**REQUIREMENT:** Extract every entry word for word.

Entries with figure data:
==============================

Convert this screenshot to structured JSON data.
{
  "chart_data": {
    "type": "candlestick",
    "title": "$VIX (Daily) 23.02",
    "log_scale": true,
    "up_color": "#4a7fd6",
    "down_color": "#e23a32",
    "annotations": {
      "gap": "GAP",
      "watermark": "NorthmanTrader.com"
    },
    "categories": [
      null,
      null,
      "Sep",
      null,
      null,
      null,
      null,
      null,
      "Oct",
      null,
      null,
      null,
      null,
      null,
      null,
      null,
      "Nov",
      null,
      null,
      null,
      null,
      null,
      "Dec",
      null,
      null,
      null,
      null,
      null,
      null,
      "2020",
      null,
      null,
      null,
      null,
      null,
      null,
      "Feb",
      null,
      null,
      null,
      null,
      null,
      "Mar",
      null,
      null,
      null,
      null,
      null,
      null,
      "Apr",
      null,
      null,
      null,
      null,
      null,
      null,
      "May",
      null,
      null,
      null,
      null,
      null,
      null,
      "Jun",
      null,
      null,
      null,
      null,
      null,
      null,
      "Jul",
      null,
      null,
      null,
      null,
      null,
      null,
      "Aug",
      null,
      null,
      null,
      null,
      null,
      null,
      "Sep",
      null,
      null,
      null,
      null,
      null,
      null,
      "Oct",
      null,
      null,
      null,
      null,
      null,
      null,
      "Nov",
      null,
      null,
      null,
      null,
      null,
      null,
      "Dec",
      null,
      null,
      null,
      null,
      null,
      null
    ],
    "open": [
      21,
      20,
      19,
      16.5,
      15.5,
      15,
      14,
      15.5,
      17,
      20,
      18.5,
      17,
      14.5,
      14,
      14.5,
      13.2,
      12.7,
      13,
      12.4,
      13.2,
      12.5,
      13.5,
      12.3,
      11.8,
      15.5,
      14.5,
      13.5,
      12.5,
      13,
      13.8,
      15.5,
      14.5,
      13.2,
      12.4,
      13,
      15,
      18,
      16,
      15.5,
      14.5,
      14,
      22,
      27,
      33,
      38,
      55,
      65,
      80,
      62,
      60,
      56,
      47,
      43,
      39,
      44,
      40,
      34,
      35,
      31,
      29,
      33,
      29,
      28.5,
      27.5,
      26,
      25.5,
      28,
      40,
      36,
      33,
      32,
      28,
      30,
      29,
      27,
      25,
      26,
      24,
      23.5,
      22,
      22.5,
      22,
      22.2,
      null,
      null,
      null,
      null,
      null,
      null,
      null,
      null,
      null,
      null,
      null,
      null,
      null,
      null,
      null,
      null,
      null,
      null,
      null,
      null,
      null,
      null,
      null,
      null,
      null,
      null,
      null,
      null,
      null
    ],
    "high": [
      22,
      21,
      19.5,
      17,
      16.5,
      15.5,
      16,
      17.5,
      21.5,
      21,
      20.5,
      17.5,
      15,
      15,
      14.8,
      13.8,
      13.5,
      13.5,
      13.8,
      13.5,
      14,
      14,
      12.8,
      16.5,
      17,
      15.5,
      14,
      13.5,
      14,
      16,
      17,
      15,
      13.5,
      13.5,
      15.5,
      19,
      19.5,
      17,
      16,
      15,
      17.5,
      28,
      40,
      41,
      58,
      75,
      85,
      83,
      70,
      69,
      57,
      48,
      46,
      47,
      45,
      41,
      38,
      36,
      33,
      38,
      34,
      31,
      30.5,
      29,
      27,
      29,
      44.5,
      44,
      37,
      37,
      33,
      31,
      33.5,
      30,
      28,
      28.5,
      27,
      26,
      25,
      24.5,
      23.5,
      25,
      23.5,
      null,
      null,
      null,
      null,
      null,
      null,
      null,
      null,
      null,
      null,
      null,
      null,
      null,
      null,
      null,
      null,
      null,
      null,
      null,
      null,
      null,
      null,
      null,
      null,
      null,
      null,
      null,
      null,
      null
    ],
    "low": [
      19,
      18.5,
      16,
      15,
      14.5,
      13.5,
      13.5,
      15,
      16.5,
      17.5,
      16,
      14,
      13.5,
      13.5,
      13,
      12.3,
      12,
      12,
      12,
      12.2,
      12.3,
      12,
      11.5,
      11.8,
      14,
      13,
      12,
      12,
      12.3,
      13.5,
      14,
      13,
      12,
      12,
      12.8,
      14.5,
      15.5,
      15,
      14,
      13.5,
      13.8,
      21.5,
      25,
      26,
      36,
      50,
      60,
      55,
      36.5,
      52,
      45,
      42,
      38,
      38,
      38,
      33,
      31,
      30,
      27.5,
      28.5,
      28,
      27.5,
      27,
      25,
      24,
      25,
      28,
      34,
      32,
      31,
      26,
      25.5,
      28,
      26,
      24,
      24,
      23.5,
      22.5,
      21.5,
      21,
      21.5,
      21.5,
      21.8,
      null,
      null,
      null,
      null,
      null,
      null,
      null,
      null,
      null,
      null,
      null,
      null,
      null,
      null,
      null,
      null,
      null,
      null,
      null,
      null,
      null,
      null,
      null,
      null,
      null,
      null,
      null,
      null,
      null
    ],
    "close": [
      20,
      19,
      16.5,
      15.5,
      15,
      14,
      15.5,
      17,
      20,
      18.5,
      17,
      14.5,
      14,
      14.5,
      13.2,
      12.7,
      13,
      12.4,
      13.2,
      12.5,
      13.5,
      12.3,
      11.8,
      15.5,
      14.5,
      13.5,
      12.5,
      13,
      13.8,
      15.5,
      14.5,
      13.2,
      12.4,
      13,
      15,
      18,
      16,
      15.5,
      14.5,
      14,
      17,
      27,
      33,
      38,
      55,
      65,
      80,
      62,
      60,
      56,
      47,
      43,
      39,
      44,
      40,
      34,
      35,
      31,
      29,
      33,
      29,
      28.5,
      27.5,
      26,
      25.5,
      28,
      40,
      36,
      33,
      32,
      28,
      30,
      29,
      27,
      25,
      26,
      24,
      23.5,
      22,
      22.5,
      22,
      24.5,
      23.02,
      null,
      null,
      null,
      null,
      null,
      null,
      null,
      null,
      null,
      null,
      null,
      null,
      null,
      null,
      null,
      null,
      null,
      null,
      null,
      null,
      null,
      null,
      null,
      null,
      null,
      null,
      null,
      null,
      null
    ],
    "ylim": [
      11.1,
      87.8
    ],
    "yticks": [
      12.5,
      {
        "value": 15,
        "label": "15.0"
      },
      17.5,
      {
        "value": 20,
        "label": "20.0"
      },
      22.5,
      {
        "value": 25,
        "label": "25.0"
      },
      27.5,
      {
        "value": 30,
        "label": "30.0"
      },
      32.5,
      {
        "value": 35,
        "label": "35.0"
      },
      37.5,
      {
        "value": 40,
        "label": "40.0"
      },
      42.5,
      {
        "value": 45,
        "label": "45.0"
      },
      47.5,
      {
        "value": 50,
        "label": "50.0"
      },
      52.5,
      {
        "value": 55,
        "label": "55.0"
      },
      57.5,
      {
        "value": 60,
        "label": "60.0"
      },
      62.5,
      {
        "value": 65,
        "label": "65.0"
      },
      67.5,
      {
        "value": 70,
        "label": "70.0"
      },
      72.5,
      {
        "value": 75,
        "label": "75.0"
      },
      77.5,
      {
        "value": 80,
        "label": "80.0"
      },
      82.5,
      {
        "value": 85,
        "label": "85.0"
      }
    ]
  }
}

==============================

**WRITTEN REPLY:**
Convert this screenshot to structured JSON data.
{
  "chart_data": {
    "type": "candlestick",
    "title": "$VIX (Daily) 23.02",
    "log_scale": true,
    "up_color": "#4a7fd6",
    "down_color": "#e23a32",
    "annotations": {
      "gap": "GAP",
      "watermark": "NorthmanTrader.com"
    },
    "categories": [
      null,
      null,
      "Sep",
      null,
      null,
      null,
      null,
      null,
      "Oct",
      null,
      null,
      null,
      null,
      null,
      null,
      null,
      "Nov",
      null,
      null,
      null,
      null,
      null,
      "Dec",
      null,
      null,
      null,
      null,
      null,
      null,
      "2020",
      null,
      null,
      null,
      null,
      null,
      null,
      "Feb",
      null,
      null,
      null,
      null,
      null,
      "Mar",
      null,
      null,
      null,
      null,
      null,
      null,
      "Apr",
      null,
      null,
      null,
      null,
      null,
      null,
      "May",
      null,
      null,
      null,
      null,
      null,
      null,
      "Jun",
      null,
      null,
      null,
      null,
      null,
      null,
      "Jul",
      null,
      null,
      null,
      null,
      null,
      null,
      "Aug",
      null,
      null,
      null,
      null,
      null,
      null,
      "Sep",
      null,
      null,
      null,
      null,
      null,
      null,
      "Oct",
      null,
      null,
      null,
      null,
      null,
      null,
      "Nov",
      null,
      null,
      null,
      null,
      null,
      null,
      "Dec",
      null,
      null,
      null,
      null,
      null,
      null
    ],
    "open": [
      21,
      20,
      19,
      16.5,
      15.5,
      15,
      14,
      15.5,
      17,
      20,
      18.5,
      17,
      14.5,
      14,
      14.5,
      13.2,
      12.7,
      13,
      12.4,
      13.2,
      12.5,
      13.5,
      12.3,
      11.8,
      15.5,
      14.5,
      13.5,
      12.5,
      13,
      13.8,
      15.5,
      14.5,
      13.2,
      12.4,
      13,
      15,
      18,
      16,
      15.5,
      14.5,
      14,
      22,
      27,
      33,
      38,
      55,
      65,
      80,
      62,
      60,
      56,
      47,
      43,
      39,
      44,
      40,
      34,
      35,
      31,
      29,
      33,
      29,
      28.5,
      27.5,
      26,
      25.5,
      28,
      40,
      36,
      33,
      32,
      28,
      30,
      29,
      27,
      25,
      26,
      24,
      23.5,
      22,
      22.5,
      22,
      22.2,
      null,
      null,
      null,
      null,
      null,
      null,
      null,
      null,
      null,
      null,
      null,
      null,
      null,
      null,
      null,
      null,
      null,
      null,
      null,
      null,
      null,
      null,
      null,
      null,
      null,
      null,
      null,
      null,
      null
    ],
    "high": [
      22,
      21,
      19.5,
      17,
      16.5,
      15.5,
      16,
      17.5,
      21.5,
      21,
      20.5,
      17.5,
      15,
      15,
      14.8,
      13.8,
      13.5,
      13.5,
      13.8,
      13.5,
      14,
      14,
      12.8,
      16.5,
      17,
      15.5,
      14,
      13.5,
      14,
      16,
      17,
      15,
      13.5,
      13.5,
      15.5,
      19,
      19.5,
      17,
      16,
      15,
      17.5,
      28,
      40,
      41,
      58,
      75,
      85,
      83,
      70,
      69,
      57,
      48,
      46,
      47,
      45,
      41,
      38,
      36,
      33,
      38,
      34,
      31,
      30.5,
      29,
      27,
      29,
      44.5,
      44,
      37,
      37,
      33,
      31,
      33.5,
      30,
      28,
      28.5,
      27,
      26,
      25,
      24.5,
      23.5,
      25,
      23.5,
      null,
      null,
      null,
      null,
      null,
      null,
      null,
      null,
      null,
      null,
      null,
      null,
      null,
      null,
      null,
      null,
      null,
      null,
      null,
      null,
      null,
      null,
      null,
      null,
      null,
      null,
      null,
      null,
      null
    ],
    "low": [
      19,
      18.5,
      16,
      15,
      14.5,
      13.5,
      13.5,
      15,
      16.5,
      17.5,
      16,
      14,
      13.5,
      13.5,
      13,
      12.3,
      12,
      12,
      12,
      12.2,
      12.3,
      12,
      11.5,
      11.8,
      14,
      13,
      12,
      12,
      12.3,
      13.5,
      14,
      13,
      12,
      12,
      12.8,
      14.5,
      15.5,
      15,
      14,
      13.5,
      13.8,
      21.5,
      25,
      26,
      36,
      50,
      60,
      55,
      36.5,
      52,
      45,
      42,
      38,
      38,
      38,
      33,
      31,
      30,
      27.5,
      28.5,
      28,
      27.5,
      27,
      25,
      24,
      25,
      28,
      34,
      32,
      31,
      26,
      25.5,
      28,
      26,
      24,
      24,
      23.5,
      22.5,
      21.5,
      21,
      21.5,
      21.5,
      21.8,
      null,
      null,
      null,
      null,
      null,
      null,
      null,
      null,
      null,
      null,
      null,
      null,
      null,
      null,
      null,
      null,
      null,
      null,
      null,
      null,
      null,
      null,
      null,
      null,
      null,
      null,
      null,
      null,
      null
    ],
    "close": [
      20,
      19,
      16.5,
      15.5,
      15,
      14,
      15.5,
      17,
      20,
      18.5,
      17,
      14.5,
      14,
      14.5,
      13.2,
      12.7,
      13,
      12.4,
      13.2,
      12.5,
      13.5,
      12.3,
      11.8,
      15.5,
      14.5,
      13.5,
      12.5,
      13,
      13.8,
      15.5,
      14.5,
      13.2,
      12.4,
      13,
      15,
      18,
      16,
      15.5,
      14.5,
      14,
      17,
      27,
      33,
      38,
      55,
      65,
      80,
      62,
      60,
      56,
      47,
      43,
      39,
      44,
      40,
      34,
      35,
      31,
      29,
      33,
      29,
      28.5,
      27.5,
      26,
      25.5,
      28,
      40,
      36,
      33,
      32,
      28,
      30,
      29,
      27,
      25,
      26,
      24,
      23.5,
      22,
      22.5,
      22,
      24.5,
      23.02,
      null,
      null,
      null,
      null,
      null,
      null,
      null,
      null,
      null,
      null,
      null,
      null,
      null,
      null,
      null,
      null,
      null,
      null,
      null,
      null,
      null,
      null,
      null,
      null,
      null,
      null,
      null,
      null,
      null
    ],
    "ylim": [
      11.1,
      87.8
    ],
    "yticks": [
      12.5,
      {
        "value": 15,
        "label": "15.0"
      },
      17.5,
      {
        "value": 20,
        "label": "20.0"
      },
      22.5,
      {
        "value": 25,
        "label": "25.0"
      },
      27.5,
      {
        "value": 30,
        "label": "30.0"
      },
      32.5,
      {
        "value": 35,
        "label": "35.0"
      },
      37.5,
      {
        "value": 40,
        "label": "40.0"
      },
      42.5,
      {
        "value": 45,
        "label": "45.0"
      },
      47.5,
      {
        "value": 50,
        "label": "50.0"
      },
      52.5,
      {
        "value": 55,
        "label": "55.0"
      },
      57.5,
      {
        "value": 60,
        "label": "60.0"
      },
      62.5,
      {
        "value": 65,
        "label": "65.0"
      },
      67.5,
      {
        "value": 70,
        "label": "70.0"
      },
      72.5,
      {
        "value": 75,
        "label": "75.0"
      },
      77.5,
      {
        "value": 80,
        "label": "80.0"
      },
      82.5,
      {
        "value": 85,
        "label": "85.0"
      }
    ]
  }
}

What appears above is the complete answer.